• [WORK TO DO] Keep only the lines of the listing that include the word "Threshold", and copy them.

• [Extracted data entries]
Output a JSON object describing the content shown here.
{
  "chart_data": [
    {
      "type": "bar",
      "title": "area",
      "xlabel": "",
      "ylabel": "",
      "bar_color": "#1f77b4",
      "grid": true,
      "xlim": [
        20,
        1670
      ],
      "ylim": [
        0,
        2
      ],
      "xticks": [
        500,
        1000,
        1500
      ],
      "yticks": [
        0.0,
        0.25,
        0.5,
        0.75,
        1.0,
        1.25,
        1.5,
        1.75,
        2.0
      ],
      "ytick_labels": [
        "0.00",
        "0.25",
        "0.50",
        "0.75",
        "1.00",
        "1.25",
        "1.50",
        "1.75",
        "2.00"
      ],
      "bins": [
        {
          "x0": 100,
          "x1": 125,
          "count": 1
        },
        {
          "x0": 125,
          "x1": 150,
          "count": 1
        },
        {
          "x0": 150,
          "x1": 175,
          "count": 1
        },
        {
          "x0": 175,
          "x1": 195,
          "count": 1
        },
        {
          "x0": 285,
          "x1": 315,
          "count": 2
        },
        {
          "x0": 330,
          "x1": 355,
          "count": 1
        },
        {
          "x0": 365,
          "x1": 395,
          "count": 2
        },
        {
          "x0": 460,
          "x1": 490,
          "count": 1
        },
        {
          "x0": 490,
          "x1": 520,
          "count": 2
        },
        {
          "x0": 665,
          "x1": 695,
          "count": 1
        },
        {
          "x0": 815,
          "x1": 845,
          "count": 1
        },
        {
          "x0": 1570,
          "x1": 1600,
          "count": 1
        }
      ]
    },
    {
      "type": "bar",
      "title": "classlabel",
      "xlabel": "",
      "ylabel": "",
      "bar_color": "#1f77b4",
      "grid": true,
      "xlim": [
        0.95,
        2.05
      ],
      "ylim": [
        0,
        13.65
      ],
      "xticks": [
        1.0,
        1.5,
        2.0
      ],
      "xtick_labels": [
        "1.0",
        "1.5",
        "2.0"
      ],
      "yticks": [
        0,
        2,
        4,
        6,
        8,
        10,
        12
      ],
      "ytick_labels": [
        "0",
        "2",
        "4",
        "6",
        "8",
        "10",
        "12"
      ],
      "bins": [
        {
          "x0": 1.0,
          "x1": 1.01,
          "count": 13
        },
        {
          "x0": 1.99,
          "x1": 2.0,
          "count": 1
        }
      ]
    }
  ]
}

* * *

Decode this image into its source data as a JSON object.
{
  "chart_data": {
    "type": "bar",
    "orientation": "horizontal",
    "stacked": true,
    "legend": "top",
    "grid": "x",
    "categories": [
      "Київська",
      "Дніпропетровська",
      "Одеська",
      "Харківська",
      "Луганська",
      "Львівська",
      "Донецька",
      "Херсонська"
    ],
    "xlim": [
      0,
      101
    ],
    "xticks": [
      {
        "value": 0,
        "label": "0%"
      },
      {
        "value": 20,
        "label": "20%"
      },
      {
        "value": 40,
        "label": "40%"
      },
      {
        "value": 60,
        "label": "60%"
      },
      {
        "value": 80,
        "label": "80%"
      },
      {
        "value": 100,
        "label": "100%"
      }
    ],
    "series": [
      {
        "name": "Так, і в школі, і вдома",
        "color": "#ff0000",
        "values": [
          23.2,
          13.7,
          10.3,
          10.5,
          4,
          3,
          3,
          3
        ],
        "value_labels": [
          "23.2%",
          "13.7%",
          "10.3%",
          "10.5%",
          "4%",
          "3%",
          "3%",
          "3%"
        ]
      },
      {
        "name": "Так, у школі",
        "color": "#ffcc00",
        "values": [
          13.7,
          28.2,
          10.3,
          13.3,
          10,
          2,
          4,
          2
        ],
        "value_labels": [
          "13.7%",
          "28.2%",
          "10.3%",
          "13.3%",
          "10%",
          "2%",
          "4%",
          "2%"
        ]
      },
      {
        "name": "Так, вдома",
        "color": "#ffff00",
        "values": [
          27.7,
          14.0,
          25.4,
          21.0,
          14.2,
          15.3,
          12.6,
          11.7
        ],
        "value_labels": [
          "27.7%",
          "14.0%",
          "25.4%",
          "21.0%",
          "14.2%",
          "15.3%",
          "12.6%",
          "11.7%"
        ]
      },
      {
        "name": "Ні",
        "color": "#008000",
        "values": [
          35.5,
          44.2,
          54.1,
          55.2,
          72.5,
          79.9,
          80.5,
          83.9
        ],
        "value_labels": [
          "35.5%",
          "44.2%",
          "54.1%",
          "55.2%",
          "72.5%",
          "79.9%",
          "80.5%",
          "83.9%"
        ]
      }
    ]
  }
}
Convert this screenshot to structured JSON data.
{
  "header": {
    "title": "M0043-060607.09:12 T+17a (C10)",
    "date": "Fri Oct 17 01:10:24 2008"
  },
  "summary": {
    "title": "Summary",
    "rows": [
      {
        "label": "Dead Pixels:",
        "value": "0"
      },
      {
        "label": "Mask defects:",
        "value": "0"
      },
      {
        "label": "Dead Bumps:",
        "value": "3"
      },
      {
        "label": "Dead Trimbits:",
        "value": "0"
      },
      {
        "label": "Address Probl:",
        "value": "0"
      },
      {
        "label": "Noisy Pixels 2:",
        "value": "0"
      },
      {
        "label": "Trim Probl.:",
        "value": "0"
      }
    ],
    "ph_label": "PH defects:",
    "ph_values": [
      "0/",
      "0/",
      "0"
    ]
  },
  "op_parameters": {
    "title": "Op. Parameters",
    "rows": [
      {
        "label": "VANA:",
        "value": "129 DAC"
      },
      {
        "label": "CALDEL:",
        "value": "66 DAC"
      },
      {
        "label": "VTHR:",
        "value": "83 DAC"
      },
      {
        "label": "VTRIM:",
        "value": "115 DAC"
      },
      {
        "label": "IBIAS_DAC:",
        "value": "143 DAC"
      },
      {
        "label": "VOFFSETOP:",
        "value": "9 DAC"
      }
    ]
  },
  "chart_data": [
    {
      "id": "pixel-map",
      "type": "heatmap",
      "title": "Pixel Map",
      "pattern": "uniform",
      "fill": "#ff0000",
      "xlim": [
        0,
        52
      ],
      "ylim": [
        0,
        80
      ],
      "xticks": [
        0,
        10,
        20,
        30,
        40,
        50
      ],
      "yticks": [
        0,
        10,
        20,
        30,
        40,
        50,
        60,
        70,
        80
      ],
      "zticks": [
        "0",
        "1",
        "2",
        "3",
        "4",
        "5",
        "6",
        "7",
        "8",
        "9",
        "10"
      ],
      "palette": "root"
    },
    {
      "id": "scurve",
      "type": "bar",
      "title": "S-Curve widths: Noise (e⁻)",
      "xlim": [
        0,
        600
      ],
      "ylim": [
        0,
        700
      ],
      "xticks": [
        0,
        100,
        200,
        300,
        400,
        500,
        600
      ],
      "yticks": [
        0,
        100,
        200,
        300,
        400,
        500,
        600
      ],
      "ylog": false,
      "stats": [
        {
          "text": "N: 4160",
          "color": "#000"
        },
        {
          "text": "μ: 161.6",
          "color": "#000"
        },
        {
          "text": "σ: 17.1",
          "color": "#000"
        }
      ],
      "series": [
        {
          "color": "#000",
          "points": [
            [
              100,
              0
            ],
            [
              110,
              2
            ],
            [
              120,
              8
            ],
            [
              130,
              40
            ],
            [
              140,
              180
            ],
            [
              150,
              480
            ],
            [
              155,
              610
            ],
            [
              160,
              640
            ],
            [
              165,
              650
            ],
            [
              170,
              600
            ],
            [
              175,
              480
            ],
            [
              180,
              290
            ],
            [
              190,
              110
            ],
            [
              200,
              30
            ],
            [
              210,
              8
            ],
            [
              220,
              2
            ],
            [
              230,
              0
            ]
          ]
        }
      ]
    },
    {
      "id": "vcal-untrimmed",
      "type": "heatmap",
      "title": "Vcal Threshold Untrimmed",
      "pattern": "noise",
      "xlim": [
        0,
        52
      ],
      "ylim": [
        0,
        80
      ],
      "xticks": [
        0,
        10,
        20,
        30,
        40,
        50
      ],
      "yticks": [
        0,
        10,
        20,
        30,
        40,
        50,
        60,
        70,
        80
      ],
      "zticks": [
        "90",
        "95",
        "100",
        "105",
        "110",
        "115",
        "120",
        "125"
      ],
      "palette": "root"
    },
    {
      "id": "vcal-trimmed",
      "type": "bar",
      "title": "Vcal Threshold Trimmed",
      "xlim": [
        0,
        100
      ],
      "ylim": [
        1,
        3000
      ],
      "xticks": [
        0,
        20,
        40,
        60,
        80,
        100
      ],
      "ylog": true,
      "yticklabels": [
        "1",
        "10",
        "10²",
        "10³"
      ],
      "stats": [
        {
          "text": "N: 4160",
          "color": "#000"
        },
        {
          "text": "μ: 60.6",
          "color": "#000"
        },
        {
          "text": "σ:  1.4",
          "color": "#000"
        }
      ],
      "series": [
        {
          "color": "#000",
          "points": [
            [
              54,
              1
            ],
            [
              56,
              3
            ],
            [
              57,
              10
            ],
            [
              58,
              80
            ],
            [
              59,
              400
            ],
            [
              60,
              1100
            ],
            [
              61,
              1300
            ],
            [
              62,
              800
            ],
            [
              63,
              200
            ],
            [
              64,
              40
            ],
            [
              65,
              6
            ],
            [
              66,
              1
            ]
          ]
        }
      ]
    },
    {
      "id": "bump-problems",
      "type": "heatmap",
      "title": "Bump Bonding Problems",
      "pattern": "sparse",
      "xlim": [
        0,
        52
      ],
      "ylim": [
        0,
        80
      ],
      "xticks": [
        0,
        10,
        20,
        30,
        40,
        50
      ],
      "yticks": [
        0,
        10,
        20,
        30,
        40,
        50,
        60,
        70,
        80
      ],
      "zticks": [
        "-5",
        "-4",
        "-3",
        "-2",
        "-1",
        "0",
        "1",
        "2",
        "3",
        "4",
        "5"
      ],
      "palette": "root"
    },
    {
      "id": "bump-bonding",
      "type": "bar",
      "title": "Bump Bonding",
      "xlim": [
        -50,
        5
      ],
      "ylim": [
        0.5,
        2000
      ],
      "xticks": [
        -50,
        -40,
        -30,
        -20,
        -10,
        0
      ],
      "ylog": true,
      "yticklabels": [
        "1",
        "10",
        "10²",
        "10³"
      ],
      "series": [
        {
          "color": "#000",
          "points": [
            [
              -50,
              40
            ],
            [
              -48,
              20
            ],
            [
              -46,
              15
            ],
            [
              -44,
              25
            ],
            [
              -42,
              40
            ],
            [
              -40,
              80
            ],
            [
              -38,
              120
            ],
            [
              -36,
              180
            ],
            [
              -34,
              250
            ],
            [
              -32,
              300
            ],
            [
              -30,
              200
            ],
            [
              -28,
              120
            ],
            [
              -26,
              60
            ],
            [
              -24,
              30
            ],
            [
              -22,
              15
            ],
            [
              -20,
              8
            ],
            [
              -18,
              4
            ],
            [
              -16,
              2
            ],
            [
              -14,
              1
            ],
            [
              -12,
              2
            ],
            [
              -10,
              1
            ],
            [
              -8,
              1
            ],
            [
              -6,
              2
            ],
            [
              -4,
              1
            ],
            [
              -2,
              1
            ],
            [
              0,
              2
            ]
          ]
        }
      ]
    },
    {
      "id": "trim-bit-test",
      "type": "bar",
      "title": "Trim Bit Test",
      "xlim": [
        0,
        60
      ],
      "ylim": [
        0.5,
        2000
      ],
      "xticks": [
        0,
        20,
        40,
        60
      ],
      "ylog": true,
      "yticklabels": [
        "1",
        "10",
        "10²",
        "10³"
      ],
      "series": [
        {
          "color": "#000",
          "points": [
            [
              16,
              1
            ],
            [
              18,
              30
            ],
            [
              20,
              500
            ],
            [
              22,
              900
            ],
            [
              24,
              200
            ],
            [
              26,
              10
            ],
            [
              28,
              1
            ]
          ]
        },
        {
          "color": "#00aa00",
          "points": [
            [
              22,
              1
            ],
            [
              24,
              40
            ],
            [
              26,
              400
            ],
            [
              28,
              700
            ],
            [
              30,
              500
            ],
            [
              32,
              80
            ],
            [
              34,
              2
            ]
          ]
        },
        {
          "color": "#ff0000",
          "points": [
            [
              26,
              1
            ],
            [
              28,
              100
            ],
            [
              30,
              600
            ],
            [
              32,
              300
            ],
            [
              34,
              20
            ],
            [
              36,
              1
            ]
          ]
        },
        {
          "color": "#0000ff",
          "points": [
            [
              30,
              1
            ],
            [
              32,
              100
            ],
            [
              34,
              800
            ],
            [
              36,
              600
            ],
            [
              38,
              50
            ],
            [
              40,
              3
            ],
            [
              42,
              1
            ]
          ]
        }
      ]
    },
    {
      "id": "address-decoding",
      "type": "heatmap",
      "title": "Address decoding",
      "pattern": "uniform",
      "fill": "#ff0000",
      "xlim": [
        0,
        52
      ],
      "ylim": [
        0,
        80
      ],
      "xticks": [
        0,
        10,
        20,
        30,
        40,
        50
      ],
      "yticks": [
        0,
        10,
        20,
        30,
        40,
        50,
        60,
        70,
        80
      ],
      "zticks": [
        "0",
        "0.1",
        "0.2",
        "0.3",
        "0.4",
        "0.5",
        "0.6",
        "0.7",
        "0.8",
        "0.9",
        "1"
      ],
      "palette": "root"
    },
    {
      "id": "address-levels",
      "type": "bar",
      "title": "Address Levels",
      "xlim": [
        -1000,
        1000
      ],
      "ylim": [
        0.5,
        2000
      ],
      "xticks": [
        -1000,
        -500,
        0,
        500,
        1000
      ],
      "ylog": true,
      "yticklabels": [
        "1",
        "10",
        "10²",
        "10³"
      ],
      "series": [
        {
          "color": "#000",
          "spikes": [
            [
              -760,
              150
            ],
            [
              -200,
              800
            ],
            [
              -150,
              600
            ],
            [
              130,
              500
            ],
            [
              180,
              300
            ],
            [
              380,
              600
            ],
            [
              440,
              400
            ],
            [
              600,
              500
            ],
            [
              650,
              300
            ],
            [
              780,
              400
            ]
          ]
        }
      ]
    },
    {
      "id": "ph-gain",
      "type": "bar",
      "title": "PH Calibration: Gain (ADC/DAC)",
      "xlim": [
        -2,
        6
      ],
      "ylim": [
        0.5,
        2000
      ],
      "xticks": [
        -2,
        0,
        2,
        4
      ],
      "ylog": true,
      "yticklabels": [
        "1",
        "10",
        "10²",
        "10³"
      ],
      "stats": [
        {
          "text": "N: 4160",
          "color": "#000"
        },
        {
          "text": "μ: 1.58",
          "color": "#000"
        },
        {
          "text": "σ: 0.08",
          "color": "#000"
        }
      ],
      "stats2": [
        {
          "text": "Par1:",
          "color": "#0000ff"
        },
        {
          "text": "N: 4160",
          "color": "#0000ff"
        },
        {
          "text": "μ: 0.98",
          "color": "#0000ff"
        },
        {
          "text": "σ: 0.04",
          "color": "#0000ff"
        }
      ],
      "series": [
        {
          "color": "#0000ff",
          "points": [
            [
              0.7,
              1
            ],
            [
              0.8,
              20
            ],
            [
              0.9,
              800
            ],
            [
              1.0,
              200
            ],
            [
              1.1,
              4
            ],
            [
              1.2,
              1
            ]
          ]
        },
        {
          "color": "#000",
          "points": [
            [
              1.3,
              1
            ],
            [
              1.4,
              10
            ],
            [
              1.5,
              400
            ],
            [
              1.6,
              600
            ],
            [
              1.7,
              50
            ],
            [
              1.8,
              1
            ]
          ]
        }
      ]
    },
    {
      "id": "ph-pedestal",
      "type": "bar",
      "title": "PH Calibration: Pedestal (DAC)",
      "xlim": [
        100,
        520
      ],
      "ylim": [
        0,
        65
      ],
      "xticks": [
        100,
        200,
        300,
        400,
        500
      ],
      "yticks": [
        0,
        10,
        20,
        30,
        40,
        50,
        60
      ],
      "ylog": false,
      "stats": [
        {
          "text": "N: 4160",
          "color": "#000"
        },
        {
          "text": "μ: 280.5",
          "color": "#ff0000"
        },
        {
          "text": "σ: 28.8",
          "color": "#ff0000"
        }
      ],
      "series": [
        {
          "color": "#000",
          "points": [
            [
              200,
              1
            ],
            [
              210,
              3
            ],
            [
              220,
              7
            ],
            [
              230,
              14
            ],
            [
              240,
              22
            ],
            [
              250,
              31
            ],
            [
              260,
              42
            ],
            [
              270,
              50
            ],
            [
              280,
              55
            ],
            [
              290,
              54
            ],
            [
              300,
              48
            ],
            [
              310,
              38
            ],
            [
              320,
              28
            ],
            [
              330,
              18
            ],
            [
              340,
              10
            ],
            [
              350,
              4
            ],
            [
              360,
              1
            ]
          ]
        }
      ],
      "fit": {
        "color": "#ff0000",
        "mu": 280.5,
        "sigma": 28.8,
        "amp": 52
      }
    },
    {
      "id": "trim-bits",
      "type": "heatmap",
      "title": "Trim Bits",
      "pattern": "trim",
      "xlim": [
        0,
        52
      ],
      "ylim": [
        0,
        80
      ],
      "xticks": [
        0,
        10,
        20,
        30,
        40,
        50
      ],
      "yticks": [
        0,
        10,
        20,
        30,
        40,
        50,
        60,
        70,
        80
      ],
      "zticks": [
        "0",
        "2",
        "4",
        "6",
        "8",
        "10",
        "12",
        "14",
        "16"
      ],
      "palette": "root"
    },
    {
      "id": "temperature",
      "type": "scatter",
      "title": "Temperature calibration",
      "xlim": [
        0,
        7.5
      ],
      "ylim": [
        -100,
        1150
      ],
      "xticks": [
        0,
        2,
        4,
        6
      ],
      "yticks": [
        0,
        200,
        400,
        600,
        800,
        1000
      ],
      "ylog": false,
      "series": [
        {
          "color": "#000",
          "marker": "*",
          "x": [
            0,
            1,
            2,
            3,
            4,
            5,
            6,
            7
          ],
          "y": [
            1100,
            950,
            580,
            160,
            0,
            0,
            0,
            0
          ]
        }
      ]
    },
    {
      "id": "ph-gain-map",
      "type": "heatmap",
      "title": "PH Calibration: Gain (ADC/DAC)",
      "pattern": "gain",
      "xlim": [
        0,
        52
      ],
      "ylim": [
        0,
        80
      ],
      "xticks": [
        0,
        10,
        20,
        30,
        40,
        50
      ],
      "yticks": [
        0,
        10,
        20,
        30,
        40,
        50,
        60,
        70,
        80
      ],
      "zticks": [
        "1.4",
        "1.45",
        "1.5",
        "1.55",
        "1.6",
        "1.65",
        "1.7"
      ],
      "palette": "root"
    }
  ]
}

---

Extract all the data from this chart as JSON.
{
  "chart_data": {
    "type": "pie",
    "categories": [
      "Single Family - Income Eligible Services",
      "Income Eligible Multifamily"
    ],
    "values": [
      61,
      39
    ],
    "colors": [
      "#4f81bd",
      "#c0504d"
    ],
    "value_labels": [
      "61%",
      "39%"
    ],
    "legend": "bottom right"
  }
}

• [TASK OUTPUT]
      "title": "Vcal Threshold Untrimmed",
      "title": "Vcal Threshold Trimmed",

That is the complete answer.